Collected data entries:
####

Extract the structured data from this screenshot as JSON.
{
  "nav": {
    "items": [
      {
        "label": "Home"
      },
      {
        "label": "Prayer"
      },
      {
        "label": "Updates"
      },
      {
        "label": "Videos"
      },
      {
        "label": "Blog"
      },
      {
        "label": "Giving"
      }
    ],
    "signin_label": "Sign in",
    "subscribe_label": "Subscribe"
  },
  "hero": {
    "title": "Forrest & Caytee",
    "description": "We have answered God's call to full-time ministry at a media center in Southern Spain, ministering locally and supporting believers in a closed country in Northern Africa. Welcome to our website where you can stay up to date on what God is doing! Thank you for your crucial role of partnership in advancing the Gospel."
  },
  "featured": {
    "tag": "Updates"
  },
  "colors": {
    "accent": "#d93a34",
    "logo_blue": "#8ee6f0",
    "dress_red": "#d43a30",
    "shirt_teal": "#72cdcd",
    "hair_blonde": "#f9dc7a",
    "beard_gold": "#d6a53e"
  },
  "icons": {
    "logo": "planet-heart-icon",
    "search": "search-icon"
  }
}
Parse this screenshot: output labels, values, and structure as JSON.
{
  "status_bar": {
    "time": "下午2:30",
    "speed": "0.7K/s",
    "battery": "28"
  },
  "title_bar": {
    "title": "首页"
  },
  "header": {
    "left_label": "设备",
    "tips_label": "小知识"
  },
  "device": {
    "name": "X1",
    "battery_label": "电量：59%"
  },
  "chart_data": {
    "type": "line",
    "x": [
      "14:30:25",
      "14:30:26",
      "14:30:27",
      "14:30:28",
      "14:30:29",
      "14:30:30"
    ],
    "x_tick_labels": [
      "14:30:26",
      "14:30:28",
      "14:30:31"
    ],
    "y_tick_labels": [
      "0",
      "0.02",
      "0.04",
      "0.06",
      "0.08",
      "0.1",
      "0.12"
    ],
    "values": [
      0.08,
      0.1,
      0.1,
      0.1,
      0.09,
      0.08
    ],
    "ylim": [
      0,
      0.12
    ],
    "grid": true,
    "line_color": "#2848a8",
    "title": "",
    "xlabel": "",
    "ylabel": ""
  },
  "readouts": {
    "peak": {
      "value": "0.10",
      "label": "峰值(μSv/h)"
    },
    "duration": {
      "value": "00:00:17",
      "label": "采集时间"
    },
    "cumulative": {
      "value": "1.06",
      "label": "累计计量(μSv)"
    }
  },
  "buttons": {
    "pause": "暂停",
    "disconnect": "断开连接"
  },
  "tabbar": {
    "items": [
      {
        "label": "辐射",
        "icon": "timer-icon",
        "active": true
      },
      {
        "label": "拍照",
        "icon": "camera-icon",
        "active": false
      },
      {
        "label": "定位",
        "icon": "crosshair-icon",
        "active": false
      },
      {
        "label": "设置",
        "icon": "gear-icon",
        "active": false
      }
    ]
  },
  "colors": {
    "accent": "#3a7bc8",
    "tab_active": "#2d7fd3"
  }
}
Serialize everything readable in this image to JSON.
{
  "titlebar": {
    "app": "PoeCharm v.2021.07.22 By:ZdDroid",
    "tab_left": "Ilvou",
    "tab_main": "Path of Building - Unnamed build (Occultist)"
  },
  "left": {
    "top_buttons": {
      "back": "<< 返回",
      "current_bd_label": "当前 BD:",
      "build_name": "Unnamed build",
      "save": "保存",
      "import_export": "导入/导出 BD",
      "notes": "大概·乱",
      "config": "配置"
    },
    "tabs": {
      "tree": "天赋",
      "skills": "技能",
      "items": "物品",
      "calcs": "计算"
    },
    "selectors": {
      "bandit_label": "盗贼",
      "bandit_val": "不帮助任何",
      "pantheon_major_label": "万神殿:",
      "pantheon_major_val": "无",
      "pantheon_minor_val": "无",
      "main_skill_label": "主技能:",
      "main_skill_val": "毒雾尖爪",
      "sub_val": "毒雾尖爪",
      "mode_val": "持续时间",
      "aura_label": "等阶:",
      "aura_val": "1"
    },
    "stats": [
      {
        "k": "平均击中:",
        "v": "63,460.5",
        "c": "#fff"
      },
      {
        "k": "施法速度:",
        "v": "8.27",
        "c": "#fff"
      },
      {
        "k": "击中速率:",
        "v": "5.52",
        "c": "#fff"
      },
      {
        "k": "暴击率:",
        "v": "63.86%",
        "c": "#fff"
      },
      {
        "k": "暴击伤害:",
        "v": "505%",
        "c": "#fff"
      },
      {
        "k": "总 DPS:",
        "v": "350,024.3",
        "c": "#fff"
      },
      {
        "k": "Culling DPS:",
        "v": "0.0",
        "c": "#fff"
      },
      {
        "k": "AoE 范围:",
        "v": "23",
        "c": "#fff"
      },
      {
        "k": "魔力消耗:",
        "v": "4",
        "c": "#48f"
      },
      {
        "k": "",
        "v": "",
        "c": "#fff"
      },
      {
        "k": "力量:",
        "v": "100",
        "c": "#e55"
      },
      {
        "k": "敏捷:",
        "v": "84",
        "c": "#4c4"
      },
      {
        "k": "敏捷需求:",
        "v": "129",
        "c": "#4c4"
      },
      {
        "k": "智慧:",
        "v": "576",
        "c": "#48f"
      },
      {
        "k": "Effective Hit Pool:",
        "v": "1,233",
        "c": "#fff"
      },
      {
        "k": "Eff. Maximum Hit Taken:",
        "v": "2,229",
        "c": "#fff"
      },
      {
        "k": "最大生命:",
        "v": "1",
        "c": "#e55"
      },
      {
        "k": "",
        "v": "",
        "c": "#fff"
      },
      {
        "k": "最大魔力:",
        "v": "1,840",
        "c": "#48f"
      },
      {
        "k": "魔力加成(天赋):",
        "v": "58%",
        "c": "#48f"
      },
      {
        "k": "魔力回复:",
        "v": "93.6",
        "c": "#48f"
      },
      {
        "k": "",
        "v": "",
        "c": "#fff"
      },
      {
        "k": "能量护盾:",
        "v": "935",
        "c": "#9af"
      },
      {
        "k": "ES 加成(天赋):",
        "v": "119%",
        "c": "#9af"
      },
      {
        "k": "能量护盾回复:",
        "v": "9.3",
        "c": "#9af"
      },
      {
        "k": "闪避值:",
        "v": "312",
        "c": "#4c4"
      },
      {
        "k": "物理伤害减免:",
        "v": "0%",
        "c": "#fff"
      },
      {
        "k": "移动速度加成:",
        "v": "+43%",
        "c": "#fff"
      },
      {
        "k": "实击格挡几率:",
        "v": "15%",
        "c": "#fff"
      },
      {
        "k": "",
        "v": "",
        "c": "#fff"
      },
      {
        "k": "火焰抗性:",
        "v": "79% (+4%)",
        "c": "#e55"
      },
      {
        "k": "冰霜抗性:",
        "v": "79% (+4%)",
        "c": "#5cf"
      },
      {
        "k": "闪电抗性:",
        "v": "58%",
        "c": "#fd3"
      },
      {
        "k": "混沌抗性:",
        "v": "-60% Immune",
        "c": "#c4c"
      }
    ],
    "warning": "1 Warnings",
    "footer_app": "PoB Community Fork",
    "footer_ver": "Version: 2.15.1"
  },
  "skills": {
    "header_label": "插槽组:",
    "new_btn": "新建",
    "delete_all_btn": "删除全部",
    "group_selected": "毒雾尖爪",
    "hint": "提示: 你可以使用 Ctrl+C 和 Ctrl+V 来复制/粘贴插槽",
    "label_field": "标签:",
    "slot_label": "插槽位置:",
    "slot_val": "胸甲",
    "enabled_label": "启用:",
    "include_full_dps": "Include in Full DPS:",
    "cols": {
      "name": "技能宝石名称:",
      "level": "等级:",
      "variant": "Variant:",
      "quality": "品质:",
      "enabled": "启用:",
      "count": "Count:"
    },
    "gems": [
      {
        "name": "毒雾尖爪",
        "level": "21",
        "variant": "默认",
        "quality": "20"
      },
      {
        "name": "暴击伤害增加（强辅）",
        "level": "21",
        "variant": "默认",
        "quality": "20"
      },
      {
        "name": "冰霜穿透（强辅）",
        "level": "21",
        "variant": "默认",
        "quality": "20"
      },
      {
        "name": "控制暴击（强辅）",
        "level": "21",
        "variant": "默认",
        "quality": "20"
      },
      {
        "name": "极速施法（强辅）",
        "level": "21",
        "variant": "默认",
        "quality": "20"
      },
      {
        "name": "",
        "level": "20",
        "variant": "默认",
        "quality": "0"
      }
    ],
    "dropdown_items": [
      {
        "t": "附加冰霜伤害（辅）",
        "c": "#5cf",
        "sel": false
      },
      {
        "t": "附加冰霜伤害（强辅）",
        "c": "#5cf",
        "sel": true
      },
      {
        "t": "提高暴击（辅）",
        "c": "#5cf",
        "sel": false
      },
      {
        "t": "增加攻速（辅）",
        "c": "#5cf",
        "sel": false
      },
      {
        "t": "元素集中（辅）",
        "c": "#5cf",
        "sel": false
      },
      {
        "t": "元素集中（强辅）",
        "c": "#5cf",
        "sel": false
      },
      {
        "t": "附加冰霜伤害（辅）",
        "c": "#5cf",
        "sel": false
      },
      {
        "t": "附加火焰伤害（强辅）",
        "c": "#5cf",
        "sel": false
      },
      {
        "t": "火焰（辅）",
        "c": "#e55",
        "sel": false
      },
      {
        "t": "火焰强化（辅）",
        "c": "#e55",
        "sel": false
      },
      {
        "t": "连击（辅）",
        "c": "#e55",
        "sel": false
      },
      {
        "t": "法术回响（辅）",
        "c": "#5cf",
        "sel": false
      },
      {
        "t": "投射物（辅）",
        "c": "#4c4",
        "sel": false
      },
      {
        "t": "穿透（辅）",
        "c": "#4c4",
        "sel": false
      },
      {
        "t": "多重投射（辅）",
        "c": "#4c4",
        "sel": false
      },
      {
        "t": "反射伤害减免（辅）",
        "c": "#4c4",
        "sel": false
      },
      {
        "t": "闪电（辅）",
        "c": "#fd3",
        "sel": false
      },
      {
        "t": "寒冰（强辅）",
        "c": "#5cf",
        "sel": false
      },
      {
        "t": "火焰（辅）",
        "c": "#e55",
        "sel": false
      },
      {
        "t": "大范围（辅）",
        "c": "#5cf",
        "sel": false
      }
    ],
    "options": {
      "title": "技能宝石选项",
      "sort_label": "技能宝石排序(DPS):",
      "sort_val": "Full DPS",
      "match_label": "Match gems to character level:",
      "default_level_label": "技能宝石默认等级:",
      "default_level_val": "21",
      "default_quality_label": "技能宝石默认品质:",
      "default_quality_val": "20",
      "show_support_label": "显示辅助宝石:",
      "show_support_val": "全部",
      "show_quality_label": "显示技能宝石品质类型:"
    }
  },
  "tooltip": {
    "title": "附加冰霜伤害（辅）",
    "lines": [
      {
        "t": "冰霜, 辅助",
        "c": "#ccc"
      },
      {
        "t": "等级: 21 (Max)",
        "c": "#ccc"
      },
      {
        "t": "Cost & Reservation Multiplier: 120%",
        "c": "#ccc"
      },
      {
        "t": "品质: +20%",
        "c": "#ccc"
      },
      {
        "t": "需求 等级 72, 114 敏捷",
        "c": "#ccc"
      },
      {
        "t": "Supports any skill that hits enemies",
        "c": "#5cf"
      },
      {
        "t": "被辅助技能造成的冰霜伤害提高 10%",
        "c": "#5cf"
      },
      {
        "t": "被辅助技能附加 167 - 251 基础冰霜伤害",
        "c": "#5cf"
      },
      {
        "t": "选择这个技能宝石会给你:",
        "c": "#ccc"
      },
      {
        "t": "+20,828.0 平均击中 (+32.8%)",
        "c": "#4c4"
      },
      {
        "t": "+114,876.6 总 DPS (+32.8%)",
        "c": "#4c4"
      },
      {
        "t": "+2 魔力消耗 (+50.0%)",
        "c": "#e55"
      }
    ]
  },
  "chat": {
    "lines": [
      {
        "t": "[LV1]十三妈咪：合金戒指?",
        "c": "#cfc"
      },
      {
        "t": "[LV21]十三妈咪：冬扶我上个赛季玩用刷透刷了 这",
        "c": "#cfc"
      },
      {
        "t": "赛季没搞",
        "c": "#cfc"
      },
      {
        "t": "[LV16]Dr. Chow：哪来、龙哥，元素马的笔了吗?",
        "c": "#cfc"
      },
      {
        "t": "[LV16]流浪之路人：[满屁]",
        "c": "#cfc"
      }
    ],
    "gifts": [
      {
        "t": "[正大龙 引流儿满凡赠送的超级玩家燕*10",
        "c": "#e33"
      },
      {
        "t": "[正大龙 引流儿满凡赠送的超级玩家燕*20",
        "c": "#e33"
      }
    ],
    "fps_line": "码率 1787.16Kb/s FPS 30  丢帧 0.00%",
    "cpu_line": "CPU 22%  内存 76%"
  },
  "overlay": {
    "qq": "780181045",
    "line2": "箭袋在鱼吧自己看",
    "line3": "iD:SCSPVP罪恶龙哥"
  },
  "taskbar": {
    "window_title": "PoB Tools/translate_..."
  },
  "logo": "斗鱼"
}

####

EXERCISE BRIEF
Your answer should be only the number of lines that hold the word "build".

ANSWER TO THIS PROBLEM
2